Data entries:
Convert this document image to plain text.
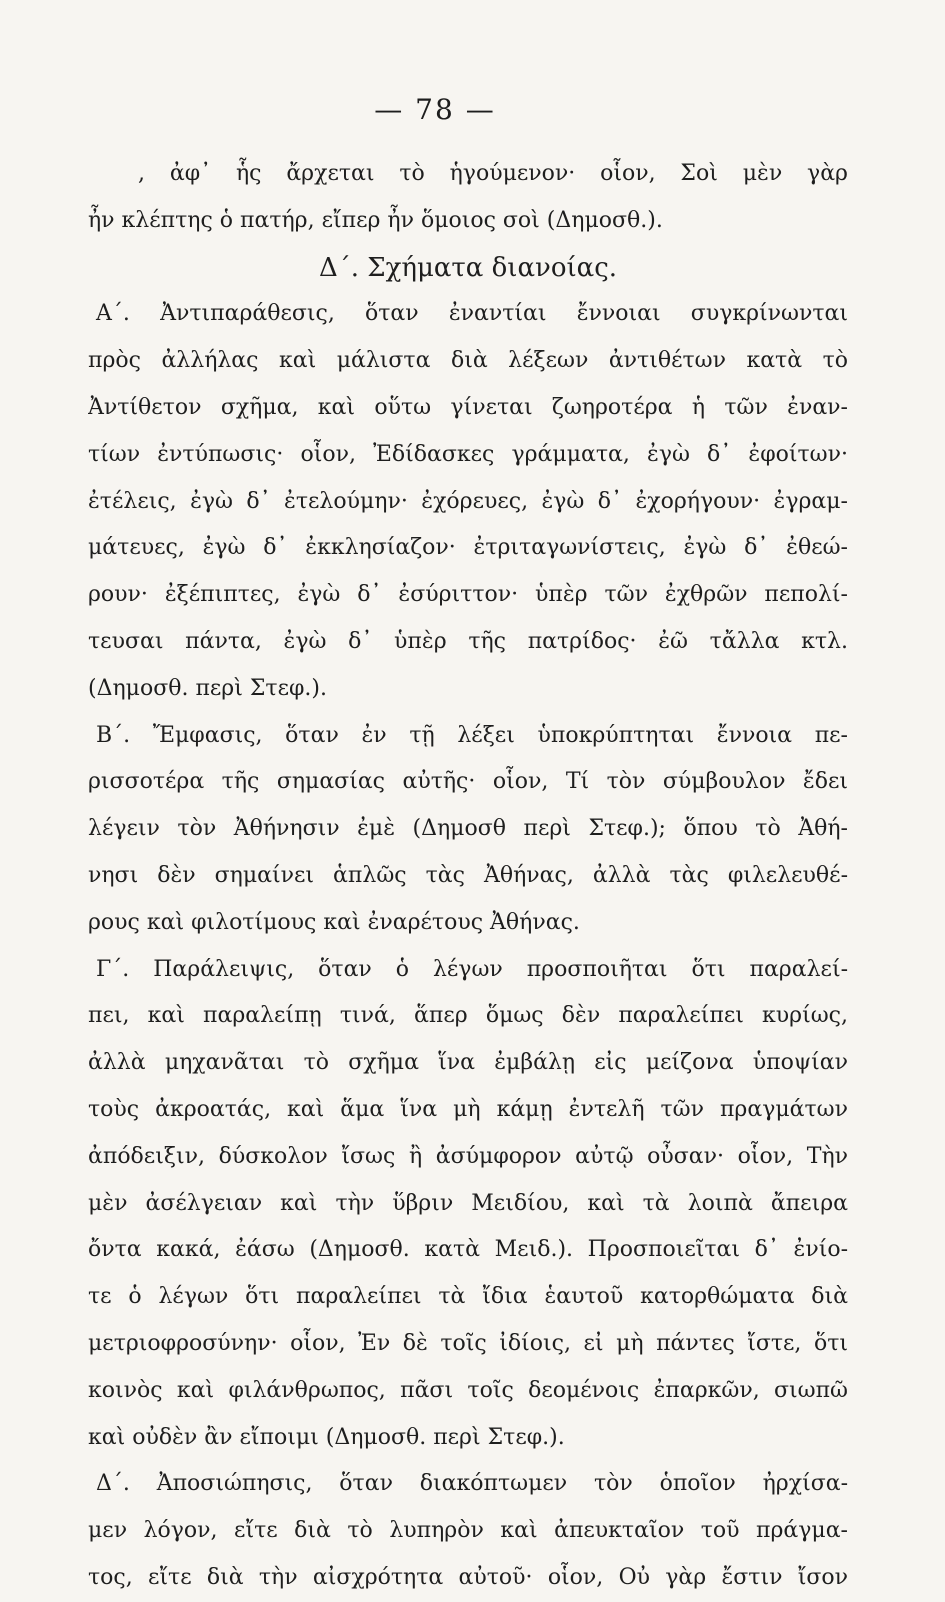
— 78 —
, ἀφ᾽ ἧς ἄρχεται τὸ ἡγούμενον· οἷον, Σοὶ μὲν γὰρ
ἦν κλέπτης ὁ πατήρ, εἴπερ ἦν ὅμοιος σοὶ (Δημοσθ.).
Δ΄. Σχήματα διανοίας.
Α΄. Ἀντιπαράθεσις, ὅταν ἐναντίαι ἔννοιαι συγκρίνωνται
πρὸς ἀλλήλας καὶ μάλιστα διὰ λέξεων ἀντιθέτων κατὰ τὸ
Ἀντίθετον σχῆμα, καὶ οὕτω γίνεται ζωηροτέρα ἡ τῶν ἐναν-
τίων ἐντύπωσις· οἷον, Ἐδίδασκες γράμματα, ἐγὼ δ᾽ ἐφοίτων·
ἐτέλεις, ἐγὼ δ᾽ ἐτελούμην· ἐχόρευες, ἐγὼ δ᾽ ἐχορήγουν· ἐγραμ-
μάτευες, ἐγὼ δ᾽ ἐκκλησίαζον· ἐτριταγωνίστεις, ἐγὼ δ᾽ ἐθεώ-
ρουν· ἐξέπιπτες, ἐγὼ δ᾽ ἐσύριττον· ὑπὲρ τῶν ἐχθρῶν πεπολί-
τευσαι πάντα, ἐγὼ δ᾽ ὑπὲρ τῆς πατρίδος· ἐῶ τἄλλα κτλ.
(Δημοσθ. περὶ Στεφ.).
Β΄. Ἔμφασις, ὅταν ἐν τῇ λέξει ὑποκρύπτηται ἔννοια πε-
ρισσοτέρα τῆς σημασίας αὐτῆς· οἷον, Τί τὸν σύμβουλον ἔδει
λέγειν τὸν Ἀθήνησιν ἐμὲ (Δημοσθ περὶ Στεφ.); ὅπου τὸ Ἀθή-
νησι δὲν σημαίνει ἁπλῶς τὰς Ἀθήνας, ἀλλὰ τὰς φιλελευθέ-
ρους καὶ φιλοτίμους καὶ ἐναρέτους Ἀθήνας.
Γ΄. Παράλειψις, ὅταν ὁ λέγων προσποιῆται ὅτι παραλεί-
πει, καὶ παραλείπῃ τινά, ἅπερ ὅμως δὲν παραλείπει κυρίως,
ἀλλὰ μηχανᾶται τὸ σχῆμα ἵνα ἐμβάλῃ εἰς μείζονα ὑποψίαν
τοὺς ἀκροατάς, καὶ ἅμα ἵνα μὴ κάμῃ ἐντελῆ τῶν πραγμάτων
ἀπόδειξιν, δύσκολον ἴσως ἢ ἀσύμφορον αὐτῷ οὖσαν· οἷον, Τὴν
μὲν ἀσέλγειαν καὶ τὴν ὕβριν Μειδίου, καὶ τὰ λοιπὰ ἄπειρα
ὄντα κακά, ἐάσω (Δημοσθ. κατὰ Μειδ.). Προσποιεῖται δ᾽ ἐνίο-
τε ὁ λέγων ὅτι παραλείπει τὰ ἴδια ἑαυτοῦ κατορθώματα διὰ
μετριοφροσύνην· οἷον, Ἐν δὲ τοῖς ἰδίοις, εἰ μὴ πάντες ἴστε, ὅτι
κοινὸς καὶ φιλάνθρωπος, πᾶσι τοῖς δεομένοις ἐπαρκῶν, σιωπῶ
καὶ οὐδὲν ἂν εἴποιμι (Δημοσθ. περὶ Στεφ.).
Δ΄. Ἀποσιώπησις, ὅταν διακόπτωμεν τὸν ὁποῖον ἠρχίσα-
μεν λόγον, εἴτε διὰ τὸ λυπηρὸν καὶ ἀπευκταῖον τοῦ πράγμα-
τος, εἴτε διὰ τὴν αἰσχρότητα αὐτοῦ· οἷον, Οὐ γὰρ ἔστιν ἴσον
==
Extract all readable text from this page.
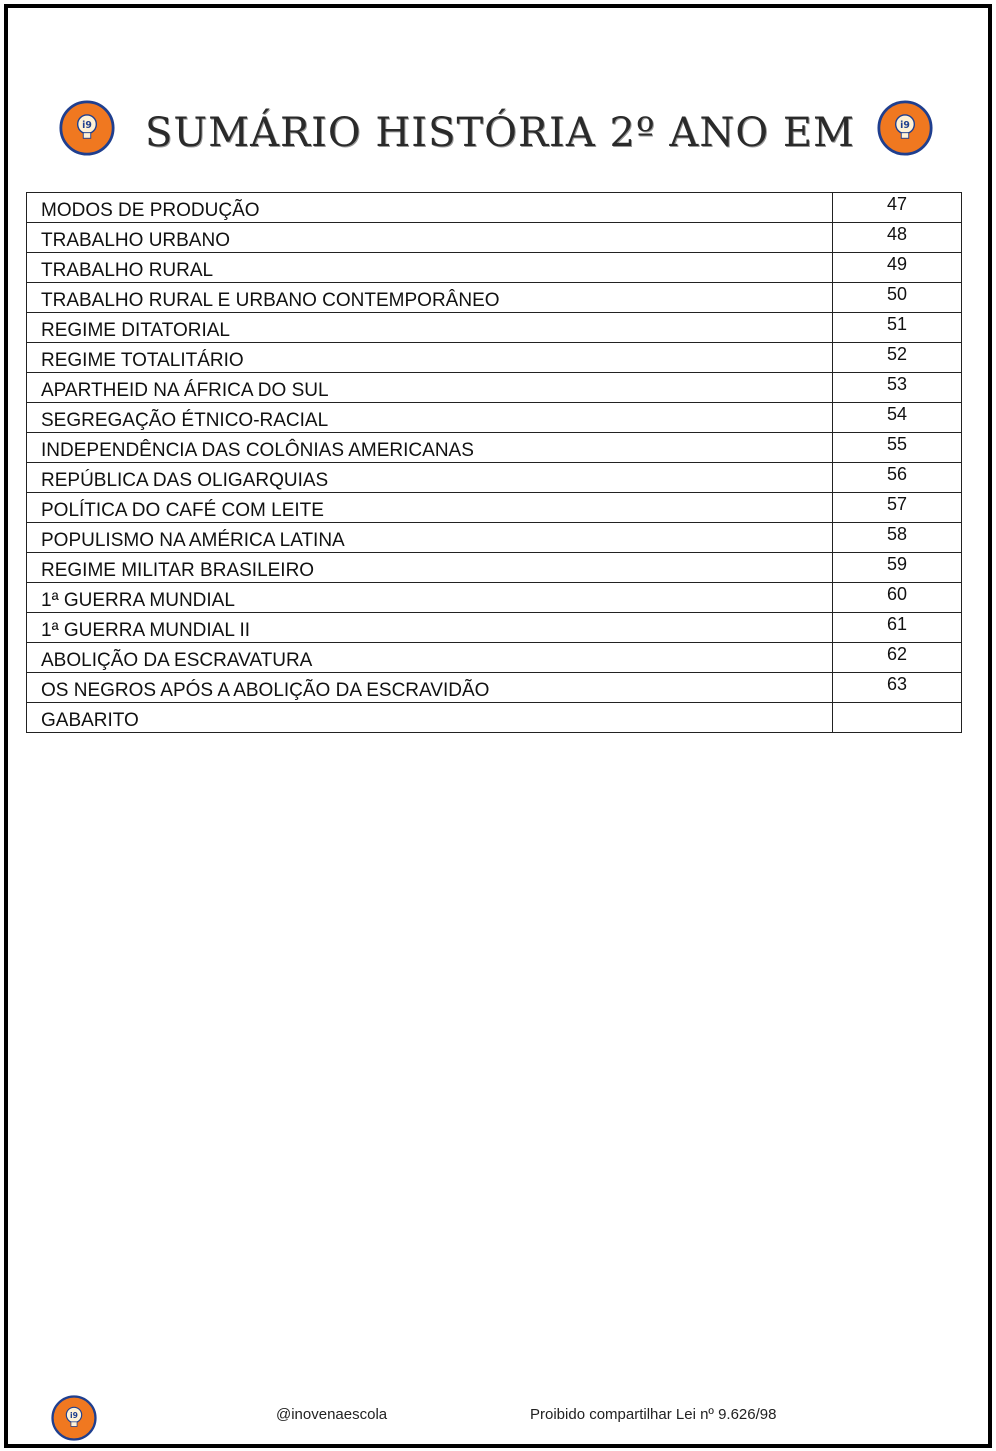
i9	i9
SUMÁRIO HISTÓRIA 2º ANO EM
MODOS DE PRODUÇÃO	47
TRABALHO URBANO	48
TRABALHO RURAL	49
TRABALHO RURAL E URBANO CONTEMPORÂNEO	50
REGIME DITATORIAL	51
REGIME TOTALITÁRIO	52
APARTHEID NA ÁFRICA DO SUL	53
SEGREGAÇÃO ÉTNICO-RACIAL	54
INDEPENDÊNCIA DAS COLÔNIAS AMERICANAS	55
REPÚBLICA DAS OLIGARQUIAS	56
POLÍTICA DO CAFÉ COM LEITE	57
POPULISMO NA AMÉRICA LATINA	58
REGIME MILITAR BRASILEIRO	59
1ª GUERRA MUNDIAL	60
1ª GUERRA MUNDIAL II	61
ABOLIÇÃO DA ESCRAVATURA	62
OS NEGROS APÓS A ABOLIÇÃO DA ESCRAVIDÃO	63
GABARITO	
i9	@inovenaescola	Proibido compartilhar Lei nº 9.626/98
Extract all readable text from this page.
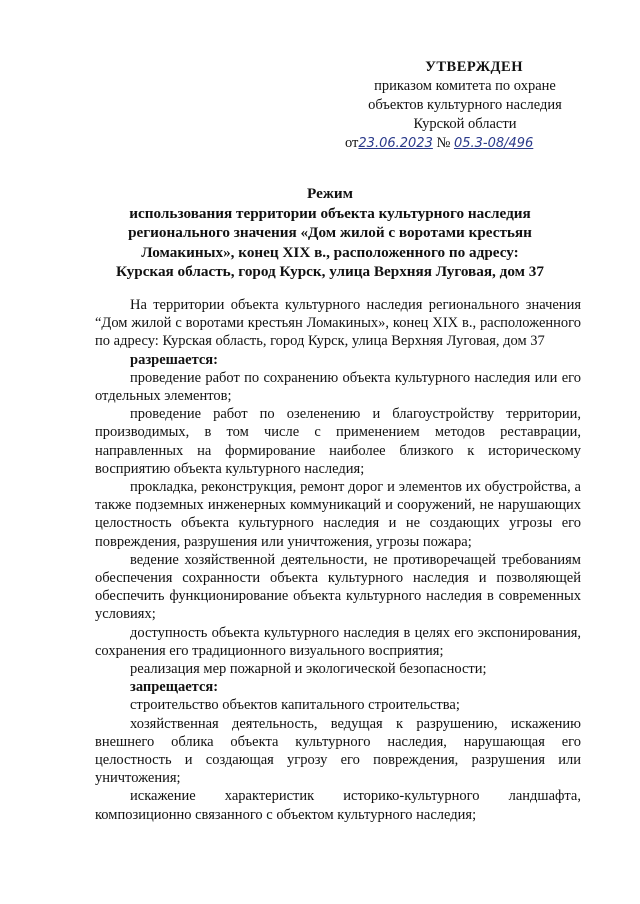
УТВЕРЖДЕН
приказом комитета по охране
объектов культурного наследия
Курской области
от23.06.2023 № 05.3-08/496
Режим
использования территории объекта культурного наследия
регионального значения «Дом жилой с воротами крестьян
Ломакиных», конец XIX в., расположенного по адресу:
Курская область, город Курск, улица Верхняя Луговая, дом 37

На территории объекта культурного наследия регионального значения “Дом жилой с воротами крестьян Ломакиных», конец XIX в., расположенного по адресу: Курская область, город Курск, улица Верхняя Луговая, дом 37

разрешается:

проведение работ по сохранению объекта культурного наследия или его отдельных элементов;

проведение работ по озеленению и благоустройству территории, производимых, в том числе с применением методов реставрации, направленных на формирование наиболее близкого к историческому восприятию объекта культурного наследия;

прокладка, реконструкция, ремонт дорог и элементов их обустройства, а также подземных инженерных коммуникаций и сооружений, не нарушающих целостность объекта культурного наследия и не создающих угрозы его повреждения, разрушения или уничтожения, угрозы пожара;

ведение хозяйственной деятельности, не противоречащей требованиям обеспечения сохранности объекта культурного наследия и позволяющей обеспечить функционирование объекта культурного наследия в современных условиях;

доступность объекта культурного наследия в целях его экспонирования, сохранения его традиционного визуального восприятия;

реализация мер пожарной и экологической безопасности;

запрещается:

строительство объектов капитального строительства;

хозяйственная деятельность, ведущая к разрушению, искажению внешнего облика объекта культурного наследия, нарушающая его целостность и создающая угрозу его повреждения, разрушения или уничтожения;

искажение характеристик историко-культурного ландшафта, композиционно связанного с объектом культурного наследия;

Task brief: Every line of the listing that holds "RURAL" should be found and copied.

Complete response:
TRABALHO RURAL	49
TRABALHO RURAL E URBANO CONTEMPORÂNEO	50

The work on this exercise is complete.